------ INFORMATION SHOWN
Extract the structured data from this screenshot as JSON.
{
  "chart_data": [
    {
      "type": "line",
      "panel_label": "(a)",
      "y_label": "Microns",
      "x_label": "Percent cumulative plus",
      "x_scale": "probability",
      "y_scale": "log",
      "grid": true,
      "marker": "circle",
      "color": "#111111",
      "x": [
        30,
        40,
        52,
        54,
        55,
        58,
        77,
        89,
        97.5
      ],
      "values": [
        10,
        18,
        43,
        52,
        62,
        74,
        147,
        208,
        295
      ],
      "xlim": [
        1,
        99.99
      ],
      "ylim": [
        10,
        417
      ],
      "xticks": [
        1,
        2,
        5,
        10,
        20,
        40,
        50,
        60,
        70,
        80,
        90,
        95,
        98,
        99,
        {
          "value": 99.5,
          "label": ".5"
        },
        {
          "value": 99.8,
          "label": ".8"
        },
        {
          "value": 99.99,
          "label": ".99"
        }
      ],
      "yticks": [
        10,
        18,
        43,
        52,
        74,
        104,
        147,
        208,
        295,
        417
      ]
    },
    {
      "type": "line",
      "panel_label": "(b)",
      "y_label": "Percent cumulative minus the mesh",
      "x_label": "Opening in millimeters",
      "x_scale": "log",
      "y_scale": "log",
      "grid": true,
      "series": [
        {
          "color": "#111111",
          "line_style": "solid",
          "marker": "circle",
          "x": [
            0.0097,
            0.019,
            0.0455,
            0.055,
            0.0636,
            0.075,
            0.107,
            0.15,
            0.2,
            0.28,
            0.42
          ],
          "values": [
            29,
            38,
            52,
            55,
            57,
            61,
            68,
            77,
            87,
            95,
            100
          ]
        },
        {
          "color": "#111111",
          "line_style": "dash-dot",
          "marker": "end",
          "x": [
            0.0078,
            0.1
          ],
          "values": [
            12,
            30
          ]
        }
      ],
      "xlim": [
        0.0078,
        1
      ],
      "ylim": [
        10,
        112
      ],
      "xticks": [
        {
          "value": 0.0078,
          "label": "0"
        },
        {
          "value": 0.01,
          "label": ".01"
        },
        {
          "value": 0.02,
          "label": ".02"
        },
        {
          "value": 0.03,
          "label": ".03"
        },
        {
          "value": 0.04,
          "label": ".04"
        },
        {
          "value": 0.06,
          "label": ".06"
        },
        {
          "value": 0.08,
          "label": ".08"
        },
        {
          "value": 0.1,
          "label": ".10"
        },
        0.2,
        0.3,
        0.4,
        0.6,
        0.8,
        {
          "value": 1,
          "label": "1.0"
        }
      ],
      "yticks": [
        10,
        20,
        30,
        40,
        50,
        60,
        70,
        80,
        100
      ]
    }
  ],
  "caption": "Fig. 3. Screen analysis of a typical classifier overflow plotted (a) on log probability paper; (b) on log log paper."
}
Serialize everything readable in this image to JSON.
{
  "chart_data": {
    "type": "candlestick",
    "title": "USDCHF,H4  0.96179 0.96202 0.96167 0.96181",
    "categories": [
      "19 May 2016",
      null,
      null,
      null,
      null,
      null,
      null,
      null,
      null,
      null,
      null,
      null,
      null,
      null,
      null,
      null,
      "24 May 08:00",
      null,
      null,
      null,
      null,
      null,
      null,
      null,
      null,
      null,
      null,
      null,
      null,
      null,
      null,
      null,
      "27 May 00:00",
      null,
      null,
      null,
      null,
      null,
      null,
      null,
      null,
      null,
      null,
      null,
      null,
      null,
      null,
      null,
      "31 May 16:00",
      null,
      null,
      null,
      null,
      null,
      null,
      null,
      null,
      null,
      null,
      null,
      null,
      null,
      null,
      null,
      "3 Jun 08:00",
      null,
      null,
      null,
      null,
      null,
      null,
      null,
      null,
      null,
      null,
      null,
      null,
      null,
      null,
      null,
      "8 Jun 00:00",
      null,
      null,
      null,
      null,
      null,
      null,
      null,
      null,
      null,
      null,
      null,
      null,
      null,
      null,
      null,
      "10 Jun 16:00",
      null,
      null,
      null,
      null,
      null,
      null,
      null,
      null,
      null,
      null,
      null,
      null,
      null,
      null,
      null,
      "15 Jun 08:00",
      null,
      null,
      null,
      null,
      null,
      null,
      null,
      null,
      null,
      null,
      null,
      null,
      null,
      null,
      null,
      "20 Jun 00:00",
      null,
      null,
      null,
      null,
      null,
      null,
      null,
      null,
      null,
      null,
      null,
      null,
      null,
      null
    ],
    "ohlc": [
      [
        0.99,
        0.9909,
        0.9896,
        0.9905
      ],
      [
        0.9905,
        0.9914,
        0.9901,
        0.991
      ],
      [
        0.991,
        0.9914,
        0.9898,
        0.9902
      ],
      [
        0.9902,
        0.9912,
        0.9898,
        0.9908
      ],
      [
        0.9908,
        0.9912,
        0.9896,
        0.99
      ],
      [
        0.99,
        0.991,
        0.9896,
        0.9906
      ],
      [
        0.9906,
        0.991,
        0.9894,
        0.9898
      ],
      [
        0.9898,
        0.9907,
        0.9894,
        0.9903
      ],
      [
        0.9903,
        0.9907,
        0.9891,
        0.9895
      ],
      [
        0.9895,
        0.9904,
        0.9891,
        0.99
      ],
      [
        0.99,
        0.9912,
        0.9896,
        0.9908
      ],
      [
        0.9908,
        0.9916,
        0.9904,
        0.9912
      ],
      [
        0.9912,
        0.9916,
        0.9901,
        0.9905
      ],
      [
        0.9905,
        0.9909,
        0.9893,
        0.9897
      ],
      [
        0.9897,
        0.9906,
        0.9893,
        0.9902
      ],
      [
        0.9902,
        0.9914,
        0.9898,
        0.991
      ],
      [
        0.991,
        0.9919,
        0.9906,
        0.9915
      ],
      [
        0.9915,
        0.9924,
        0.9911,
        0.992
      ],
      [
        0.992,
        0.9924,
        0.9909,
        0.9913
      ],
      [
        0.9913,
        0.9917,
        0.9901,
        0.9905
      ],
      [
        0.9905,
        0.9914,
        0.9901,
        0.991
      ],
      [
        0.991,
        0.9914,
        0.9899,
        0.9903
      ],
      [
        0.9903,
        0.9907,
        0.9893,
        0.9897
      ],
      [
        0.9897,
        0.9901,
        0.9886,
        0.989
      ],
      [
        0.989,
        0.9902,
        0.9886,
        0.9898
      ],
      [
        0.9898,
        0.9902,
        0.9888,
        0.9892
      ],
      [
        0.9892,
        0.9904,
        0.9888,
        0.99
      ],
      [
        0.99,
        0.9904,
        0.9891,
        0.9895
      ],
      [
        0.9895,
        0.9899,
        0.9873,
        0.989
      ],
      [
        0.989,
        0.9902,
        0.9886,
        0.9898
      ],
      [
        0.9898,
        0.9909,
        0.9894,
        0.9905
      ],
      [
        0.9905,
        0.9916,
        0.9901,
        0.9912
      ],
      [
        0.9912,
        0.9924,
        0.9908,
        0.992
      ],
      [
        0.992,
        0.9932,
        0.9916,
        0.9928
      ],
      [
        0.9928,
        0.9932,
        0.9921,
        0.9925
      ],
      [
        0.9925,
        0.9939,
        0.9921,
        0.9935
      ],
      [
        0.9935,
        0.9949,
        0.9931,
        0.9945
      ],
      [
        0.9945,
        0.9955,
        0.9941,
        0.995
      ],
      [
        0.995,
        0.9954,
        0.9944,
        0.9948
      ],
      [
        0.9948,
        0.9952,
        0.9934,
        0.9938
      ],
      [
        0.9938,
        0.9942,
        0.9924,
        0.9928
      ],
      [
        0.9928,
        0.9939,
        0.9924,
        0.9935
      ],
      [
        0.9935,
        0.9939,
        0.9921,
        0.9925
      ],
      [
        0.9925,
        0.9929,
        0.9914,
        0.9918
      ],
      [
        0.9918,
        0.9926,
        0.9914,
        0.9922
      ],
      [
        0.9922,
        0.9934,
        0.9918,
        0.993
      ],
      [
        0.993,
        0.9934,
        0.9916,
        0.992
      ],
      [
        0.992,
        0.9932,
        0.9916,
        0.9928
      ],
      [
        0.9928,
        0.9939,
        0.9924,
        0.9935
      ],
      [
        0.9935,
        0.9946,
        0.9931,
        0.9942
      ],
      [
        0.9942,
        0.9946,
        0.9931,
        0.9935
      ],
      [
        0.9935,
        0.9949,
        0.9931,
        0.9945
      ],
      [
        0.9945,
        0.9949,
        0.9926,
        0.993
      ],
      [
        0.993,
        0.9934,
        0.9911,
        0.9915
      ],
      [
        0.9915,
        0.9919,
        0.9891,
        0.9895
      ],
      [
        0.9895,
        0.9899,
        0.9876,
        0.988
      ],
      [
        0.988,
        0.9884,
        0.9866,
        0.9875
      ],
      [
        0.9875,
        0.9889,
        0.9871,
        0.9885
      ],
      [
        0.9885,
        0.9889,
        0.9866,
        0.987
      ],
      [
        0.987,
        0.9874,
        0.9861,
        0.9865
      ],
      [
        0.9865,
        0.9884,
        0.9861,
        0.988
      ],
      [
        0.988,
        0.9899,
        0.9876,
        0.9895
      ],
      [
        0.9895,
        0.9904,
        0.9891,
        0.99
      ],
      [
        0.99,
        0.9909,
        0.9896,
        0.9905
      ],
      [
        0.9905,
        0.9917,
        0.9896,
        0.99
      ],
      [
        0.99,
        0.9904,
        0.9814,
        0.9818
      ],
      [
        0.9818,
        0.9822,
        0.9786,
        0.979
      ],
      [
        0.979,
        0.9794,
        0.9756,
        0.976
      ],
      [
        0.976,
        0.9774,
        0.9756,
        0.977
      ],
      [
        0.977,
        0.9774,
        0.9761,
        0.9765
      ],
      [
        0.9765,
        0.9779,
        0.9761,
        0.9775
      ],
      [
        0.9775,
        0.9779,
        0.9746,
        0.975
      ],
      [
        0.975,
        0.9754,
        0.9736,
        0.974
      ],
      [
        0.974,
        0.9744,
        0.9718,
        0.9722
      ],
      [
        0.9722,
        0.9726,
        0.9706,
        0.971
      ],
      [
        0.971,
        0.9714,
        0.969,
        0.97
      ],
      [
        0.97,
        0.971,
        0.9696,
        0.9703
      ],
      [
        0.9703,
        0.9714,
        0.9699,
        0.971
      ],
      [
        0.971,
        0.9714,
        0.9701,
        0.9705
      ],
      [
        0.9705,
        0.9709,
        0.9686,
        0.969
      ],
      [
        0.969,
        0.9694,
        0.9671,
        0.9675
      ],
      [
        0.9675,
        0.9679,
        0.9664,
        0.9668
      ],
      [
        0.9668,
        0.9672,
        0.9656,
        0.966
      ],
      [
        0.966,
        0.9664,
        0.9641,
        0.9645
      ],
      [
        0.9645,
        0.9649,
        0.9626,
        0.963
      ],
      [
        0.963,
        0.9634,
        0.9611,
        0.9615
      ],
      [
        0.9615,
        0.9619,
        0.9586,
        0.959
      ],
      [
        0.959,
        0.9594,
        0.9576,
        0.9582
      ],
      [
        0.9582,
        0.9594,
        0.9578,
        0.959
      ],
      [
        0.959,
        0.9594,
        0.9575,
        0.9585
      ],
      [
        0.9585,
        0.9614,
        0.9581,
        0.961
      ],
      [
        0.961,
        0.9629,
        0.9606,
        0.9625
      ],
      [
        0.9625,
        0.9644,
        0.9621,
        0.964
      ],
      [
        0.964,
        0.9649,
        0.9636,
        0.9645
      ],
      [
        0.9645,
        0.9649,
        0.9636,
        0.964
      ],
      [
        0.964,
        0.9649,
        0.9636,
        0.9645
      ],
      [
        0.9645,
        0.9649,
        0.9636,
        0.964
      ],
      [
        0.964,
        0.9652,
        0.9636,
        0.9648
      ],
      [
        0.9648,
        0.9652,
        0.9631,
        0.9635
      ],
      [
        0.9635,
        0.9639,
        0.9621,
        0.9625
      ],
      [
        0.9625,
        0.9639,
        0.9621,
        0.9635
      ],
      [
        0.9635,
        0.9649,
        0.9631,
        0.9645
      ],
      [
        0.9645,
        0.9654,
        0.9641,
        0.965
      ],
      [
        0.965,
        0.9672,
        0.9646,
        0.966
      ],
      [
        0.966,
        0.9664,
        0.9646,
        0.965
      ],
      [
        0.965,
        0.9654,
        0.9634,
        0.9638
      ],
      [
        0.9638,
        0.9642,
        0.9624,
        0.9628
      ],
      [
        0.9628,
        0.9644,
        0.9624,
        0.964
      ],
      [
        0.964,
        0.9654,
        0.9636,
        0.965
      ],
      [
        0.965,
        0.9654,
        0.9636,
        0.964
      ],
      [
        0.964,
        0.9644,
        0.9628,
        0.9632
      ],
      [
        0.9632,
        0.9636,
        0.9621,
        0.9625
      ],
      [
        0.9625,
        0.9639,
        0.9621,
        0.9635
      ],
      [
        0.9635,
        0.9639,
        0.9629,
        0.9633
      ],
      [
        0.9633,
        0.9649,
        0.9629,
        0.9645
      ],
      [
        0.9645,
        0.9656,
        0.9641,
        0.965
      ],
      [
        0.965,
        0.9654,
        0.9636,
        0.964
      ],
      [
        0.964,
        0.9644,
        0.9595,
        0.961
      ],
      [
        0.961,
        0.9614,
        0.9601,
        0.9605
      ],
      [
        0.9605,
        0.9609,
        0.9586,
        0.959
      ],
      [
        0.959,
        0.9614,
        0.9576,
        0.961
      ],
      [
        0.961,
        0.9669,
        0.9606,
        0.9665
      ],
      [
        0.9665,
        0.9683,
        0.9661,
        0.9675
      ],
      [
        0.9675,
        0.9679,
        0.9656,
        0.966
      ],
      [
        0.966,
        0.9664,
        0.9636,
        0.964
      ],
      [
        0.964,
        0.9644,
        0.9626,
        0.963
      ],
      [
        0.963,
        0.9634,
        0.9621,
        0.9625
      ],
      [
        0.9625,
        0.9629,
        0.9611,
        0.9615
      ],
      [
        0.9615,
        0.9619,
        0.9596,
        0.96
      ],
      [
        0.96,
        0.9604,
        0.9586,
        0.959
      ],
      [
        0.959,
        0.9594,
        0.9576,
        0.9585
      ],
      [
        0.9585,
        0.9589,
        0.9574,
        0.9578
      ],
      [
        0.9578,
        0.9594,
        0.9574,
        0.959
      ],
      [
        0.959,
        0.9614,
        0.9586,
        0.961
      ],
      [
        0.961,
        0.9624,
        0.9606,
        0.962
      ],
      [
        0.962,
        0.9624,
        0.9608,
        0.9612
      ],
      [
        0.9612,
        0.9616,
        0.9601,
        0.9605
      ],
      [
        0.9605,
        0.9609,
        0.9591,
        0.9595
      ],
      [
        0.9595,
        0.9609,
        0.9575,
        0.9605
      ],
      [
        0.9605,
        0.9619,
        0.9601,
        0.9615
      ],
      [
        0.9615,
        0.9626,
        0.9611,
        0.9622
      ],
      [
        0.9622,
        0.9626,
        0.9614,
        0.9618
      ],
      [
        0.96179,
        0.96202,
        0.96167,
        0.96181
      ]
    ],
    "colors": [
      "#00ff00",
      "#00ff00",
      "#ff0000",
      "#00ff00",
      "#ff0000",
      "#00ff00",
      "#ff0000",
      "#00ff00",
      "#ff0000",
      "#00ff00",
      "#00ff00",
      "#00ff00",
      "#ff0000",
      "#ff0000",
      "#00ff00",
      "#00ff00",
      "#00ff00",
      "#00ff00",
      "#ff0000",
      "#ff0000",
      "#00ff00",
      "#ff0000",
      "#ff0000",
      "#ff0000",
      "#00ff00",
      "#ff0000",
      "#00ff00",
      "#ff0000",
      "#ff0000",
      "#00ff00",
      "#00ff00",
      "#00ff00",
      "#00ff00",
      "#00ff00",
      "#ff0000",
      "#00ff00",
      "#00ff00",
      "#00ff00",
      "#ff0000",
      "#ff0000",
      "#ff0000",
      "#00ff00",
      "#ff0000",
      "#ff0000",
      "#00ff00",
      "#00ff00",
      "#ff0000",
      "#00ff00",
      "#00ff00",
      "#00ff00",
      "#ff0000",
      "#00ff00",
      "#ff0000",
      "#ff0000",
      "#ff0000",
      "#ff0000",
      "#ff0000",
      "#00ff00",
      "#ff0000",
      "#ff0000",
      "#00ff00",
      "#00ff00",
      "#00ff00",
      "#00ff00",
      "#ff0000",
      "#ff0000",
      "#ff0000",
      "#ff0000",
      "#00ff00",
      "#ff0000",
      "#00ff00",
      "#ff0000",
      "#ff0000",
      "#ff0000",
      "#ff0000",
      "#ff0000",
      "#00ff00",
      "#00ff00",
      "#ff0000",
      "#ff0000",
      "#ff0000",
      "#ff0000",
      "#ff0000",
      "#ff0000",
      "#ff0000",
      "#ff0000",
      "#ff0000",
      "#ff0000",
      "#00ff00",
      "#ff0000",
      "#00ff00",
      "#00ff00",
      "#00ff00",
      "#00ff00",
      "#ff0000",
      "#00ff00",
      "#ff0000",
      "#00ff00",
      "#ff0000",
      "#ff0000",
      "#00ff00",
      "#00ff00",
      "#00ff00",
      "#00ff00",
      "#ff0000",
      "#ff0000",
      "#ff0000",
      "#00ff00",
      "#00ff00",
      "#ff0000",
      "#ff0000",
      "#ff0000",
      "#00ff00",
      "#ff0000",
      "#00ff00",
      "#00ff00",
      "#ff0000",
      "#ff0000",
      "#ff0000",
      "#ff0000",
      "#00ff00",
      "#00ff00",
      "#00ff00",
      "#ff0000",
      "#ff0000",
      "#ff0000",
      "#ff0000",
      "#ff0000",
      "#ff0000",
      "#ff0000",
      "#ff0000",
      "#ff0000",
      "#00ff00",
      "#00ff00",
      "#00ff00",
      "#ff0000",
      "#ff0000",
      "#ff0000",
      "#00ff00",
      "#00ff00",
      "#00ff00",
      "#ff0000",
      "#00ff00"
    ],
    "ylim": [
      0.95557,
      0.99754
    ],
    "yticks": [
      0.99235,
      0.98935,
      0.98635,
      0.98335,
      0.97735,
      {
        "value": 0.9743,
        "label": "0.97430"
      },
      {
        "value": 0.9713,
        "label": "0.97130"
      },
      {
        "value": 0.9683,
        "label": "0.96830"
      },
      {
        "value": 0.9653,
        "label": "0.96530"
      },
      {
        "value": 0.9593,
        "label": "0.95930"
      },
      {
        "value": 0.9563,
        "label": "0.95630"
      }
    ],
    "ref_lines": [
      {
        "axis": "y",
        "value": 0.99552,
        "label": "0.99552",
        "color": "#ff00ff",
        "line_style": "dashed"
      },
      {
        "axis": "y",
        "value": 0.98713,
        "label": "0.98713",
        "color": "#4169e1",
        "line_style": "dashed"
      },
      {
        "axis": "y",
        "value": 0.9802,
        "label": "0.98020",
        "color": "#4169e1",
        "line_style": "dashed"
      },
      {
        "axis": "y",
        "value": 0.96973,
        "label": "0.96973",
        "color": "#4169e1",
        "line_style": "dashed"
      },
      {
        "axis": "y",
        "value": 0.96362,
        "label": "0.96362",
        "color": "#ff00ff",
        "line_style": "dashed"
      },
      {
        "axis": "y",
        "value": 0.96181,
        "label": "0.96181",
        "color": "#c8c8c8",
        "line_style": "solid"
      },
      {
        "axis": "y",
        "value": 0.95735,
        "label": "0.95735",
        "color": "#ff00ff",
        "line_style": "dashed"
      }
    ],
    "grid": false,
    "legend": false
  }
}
------------
= SET TASK =
Say how many lines of the data include the string "this". Nothing other than the number should be given.

= TASK SOLUTION =
2